>>>
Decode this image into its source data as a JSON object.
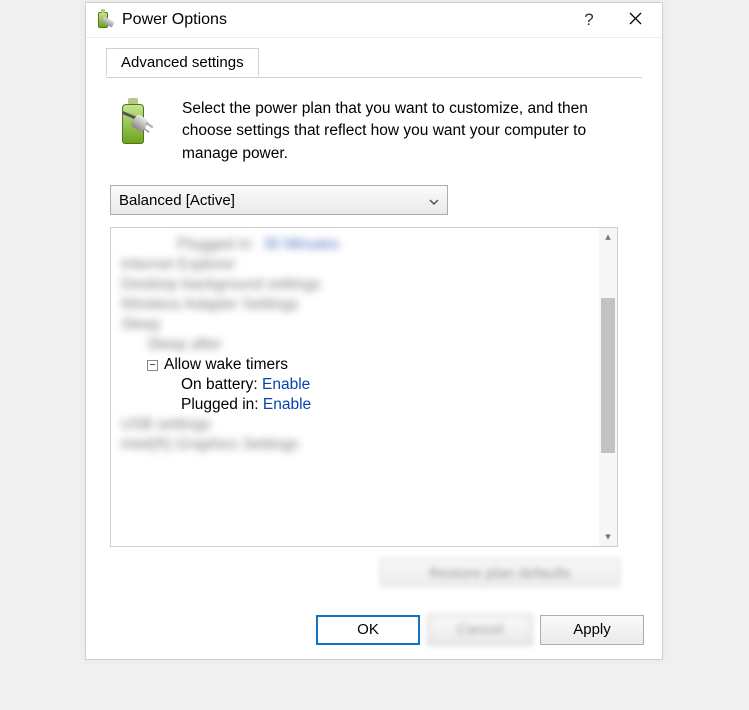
{
  "titlebar": {
    "title": "Power Options"
  },
  "tab_label": "Advanced settings",
  "intro": "Select the power plan that you want to customize, and then choose settings that reflect how you want your computer to manage power.",
  "combo_selected": "Balanced [Active]",
  "tree": {
    "blur_plugged": "Plugged in:",
    "blur_plugged_val": "30 Minutes",
    "blur_ie": "Internet Explorer",
    "blur_desktop": "Desktop background settings",
    "blur_wifi": "Wireless Adapter Settings",
    "blur_sleep": "Sleep",
    "blur_sleep_after": "Sleep after",
    "allow_wake_timers": "Allow wake timers",
    "on_battery_label": "On battery:",
    "on_battery_val": "Enable",
    "plugged_in_label": "Plugged in:",
    "plugged_in_val": "Enable",
    "blur_usb": "USB settings",
    "blur_intel": "Intel(R) Graphics Settings"
  },
  "restore_label": "Restore plan defaults",
  "buttons": {
    "ok": "OK",
    "cancel": "Cancel",
    "apply": "Apply"
  }
}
<<<
(What to work on) Leave every image out, and retype the material exactly.

(Result of the exercise)
Decode this image into its source data as a JSON object.
{
  "titlebar": {
    "title": "Power Options"
  },
  "tab_label": "Advanced settings",
  "intro": "Select the power plan that you want to customize, and then choose settings that reflect how you want your computer to manage power.",
  "combo_selected": "Balanced [Active]",
  "tree": {
    "blur_plugged": "Plugged in:",
    "blur_plugged_val": "30 Minutes",
    "blur_ie": "Internet Explorer",
    "blur_desktop": "Desktop background settings",
    "blur_wifi": "Wireless Adapter Settings",
    "blur_sleep": "Sleep",
    "blur_sleep_after": "Sleep after",
    "allow_wake_timers": "Allow wake timers",
    "on_battery_label": "On battery:",
    "on_battery_val": "Enable",
    "plugged_in_label": "Plugged in:",
    "plugged_in_val": "Enable",
    "blur_usb": "USB settings",
    "blur_intel": "Intel(R) Graphics Settings"
  },
  "restore_label": "Restore plan defaults",
  "buttons": {
    "ok": "OK",
    "cancel": "Cancel",
    "apply": "Apply"
  }
}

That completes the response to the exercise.